- _WHAT THE EXERCISE ASKS_:
Please output the records below in full, exactly as given, but without the images.

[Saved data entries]
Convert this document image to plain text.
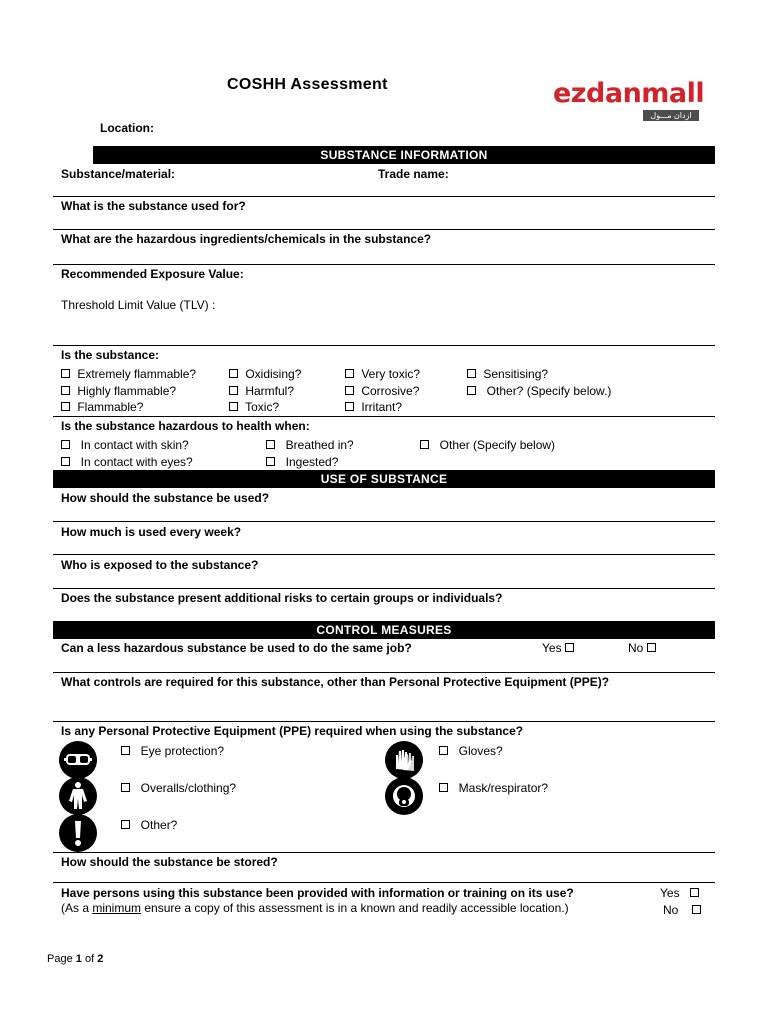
COSHH Assessment	ezdanmall
ازدان مـــول
Location:
SUBSTANCE INFORMATION
Substance/material:	Trade name:
What is the substance used for?
What are the hazardous ingredients/chemicals in the substance?
Recommended Exposure Value:
Threshold Limit Value (TLV) :
Is the substance:
Extremely flammable?	Oxidising?	Very toxic?	Sensitising?
Highly flammable?	Harmful?	Corrosive?	Other? (Specify below.)
Flammable?	Toxic?	Irritant?
Is the substance hazardous to health when:
In contact with skin?	Breathed in?	Other (Specify below)
In contact with eyes?	Ingested?
USE OF SUBSTANCE
How should the substance be used?
How much is used every week?
Who is exposed to the substance?
Does the substance present additional risks to certain groups or individuals?
CONTROL MEASURES
Can a less hazardous substance be used to do the same job?	Yes	No
What controls are required for this substance, other than Personal Protective Equipment (PPE)?
Is any Personal Protective Equipment (PPE) required when using the substance?
Eye protection?	Gloves?
Overalls/clothing?	Mask/respirator?
Other?
How should the substance be stored?
Have persons using this substance been provided with information or training on its use?
(As a minimum ensure a copy of this assessment is in a known and readily accessible location.)
Yes
No
Page 1 of 2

- _FINISHED EXERCISE_:
Convert this document image to plain text.
COSHH Assessment	ezdanmall
ازدان مـــول
Location:
SUBSTANCE INFORMATION
Substance/material:	Trade name:
What is the substance used for?
What are the hazardous ingredients/chemicals in the substance?
Recommended Exposure Value:
Threshold Limit Value (TLV) :
Is the substance:
Extremely flammable?	Oxidising?	Very toxic?	Sensitising?
Highly flammable?	Harmful?	Corrosive?	Other? (Specify below.)
Flammable?	Toxic?	Irritant?
Is the substance hazardous to health when:
In contact with skin?	Breathed in?	Other (Specify below)
In contact with eyes?	Ingested?
USE OF SUBSTANCE
How should the substance be used?
How much is used every week?
Who is exposed to the substance?
Does the substance present additional risks to certain groups or individuals?
CONTROL MEASURES
Can a less hazardous substance be used to do the same job?	Yes	No
What controls are required for this substance, other than Personal Protective Equipment (PPE)?
Is any Personal Protective Equipment (PPE) required when using the substance?
Eye protection?	Gloves?
Overalls/clothing?	Mask/respirator?
Other?
How should the substance be stored?
Have persons using this substance been provided with information or training on its use?
(As a minimum ensure a copy of this assessment is in a known and readily accessible location.)
Yes
No
Page 1 of 2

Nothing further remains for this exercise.